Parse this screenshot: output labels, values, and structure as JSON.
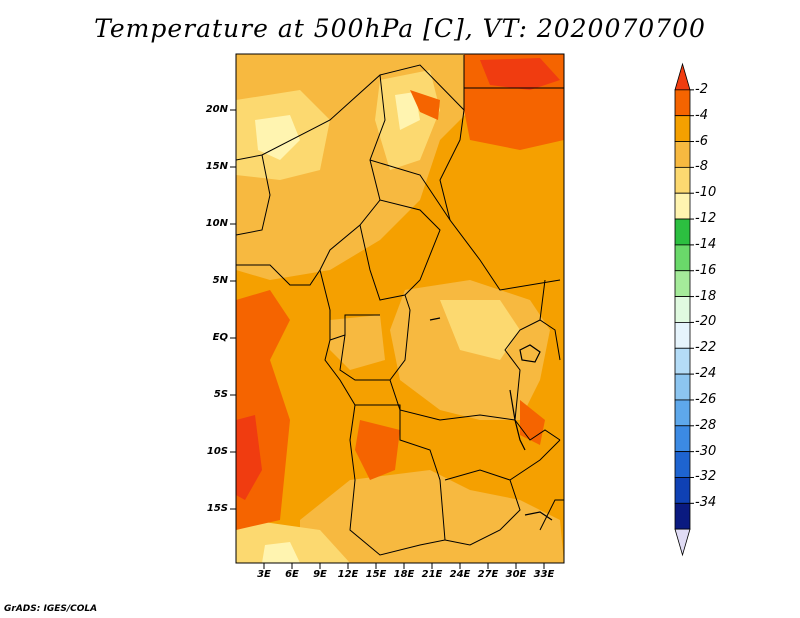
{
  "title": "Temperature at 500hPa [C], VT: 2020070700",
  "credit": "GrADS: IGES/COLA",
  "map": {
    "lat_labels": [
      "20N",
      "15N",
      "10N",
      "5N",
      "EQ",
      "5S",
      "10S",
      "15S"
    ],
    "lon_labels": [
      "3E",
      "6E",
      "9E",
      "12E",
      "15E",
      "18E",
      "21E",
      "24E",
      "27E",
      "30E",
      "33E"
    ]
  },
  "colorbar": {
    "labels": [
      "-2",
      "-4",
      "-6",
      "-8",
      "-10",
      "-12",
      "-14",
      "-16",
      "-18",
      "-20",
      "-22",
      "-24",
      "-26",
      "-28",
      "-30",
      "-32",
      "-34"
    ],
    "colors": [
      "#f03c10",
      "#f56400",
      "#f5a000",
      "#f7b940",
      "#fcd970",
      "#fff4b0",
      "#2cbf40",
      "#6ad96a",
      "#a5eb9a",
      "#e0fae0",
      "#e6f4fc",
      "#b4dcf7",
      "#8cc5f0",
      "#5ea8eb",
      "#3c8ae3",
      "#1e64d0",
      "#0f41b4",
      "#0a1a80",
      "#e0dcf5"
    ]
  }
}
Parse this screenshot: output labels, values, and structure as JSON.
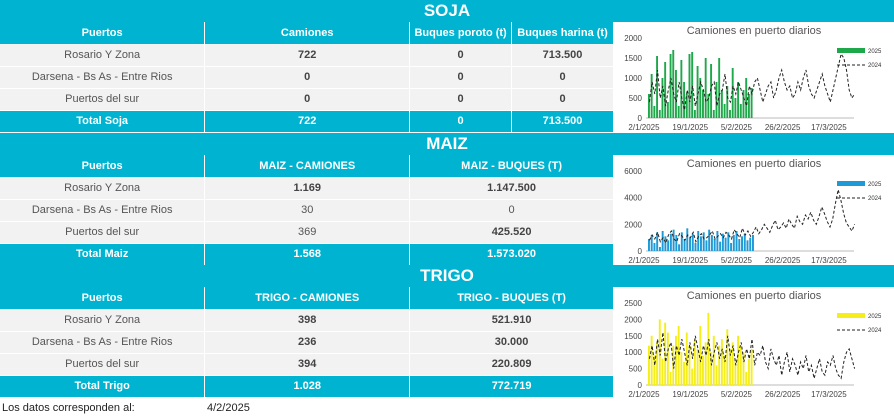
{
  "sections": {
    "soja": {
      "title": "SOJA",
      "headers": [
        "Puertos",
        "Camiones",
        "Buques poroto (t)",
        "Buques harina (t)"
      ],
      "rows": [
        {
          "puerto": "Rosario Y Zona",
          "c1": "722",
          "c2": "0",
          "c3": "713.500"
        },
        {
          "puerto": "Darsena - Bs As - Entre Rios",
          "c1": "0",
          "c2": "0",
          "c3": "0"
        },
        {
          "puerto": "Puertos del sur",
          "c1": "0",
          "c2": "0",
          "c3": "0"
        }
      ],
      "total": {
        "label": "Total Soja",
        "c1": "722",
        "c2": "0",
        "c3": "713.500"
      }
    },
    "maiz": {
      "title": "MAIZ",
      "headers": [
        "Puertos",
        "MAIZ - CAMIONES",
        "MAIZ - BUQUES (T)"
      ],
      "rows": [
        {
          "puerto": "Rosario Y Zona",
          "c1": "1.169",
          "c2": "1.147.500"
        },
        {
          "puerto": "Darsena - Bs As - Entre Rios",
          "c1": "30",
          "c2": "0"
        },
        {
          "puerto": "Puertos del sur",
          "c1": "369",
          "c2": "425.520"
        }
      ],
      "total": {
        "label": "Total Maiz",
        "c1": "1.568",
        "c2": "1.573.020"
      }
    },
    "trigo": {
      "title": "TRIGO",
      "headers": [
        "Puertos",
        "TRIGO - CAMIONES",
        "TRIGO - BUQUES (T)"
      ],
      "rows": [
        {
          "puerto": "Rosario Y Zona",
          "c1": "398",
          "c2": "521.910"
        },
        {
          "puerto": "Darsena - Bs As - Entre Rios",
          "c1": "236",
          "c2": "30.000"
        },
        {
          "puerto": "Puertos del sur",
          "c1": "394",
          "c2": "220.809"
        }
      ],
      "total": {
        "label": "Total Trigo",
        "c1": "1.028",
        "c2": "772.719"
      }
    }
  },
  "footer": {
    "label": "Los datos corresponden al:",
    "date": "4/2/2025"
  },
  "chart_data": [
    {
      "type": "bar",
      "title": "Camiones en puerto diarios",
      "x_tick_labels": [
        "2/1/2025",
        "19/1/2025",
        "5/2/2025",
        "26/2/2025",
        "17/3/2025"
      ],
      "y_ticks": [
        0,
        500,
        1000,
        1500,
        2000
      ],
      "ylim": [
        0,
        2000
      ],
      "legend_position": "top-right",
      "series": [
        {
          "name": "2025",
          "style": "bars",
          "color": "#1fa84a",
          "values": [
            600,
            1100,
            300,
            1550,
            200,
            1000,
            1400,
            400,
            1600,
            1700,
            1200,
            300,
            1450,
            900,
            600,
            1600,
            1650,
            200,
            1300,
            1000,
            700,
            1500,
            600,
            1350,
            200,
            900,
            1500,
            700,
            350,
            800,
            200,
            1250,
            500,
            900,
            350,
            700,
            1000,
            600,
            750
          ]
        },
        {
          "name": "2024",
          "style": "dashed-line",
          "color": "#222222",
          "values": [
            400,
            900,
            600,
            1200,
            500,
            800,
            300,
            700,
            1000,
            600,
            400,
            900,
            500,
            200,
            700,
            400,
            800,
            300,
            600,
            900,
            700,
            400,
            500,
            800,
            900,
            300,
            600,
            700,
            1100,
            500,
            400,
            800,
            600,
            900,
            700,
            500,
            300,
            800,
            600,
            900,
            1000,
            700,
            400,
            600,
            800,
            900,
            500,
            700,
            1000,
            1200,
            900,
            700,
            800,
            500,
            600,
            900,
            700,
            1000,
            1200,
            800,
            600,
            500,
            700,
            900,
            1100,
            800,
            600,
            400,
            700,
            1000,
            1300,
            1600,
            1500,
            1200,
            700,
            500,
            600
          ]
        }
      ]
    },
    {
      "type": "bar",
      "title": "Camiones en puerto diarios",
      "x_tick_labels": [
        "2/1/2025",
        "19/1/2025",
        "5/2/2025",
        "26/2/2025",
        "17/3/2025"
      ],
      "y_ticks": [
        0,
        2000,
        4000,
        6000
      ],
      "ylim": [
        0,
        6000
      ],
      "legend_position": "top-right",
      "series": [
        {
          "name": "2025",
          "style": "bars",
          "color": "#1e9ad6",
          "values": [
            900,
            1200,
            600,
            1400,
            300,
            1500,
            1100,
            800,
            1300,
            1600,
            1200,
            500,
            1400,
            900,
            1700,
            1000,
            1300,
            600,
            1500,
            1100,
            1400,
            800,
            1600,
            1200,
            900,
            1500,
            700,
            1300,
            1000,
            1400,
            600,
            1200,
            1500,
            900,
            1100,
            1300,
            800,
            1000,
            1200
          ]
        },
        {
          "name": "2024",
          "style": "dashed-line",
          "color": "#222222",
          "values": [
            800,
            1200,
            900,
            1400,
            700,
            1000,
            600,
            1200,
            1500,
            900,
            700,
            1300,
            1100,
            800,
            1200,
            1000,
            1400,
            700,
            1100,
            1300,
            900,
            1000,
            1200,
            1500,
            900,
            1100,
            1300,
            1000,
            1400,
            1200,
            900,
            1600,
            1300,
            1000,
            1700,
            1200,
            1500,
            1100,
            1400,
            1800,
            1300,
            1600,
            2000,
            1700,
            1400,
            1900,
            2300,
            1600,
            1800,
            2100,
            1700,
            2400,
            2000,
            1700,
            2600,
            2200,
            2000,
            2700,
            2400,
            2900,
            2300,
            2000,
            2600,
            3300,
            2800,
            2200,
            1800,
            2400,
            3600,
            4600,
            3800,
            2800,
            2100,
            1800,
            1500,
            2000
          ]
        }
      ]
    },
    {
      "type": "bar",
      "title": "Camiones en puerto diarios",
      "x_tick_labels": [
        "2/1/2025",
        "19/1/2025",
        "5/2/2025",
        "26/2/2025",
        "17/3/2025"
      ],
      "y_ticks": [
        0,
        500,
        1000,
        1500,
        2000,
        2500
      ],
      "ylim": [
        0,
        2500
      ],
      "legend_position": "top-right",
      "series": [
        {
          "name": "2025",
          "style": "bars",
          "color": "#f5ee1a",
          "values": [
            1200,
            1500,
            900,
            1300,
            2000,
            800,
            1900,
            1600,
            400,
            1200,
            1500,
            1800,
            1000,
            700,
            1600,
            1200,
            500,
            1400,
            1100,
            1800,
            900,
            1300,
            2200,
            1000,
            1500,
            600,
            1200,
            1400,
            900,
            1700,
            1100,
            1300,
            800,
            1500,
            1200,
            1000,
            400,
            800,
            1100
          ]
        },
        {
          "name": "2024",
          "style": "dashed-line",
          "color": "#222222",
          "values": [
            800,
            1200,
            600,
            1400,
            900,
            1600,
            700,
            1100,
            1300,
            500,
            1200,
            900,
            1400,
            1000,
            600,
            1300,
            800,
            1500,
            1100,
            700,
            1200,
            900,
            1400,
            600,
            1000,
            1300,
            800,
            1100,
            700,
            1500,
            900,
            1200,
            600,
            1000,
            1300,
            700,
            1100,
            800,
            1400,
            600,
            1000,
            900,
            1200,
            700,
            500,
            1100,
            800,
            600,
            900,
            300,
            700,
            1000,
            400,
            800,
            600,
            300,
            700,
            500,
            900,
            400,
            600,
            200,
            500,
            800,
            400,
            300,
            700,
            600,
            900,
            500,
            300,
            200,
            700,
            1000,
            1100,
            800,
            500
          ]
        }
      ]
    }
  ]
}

- - - - - - -

Using the records above, find and show each line with the string "title".

## EXPECTED ANSWER
  "title": "Temperature at 500hPa [C], VT: 2020070700",
      "title": "SOJA",
      "title": "MAIZ",
      "title": "TRIGO",
      "title": "Camiones en puerto diarios",
      "title": "Camiones en puerto diarios",
      "title": "Camiones en puerto diarios",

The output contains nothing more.